Data for processing:

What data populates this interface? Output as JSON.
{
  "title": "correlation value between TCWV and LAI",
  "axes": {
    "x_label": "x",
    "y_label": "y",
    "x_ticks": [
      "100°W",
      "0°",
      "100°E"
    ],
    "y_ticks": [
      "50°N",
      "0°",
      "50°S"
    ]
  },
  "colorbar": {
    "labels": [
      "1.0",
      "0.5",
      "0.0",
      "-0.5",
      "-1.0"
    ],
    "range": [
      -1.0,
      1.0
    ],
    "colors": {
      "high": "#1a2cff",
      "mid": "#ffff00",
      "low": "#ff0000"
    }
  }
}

Exercise: Extract all the entries word for word.

Written response:
What data populates this interface? Output as JSON.
{
  "title": "correlation value between TCWV and LAI",
  "axes": {
    "x_label": "x",
    "y_label": "y",
    "x_ticks": [
      "100°W",
      "0°",
      "100°E"
    ],
    "y_ticks": [
      "50°N",
      "0°",
      "50°S"
    ]
  },
  "colorbar": {
    "labels": [
      "1.0",
      "0.5",
      "0.0",
      "-0.5",
      "-1.0"
    ],
    "range": [
      -1.0,
      1.0
    ],
    "colors": {
      "high": "#1a2cff",
      "mid": "#ffff00",
      "low": "#ff0000"
    }
  }
}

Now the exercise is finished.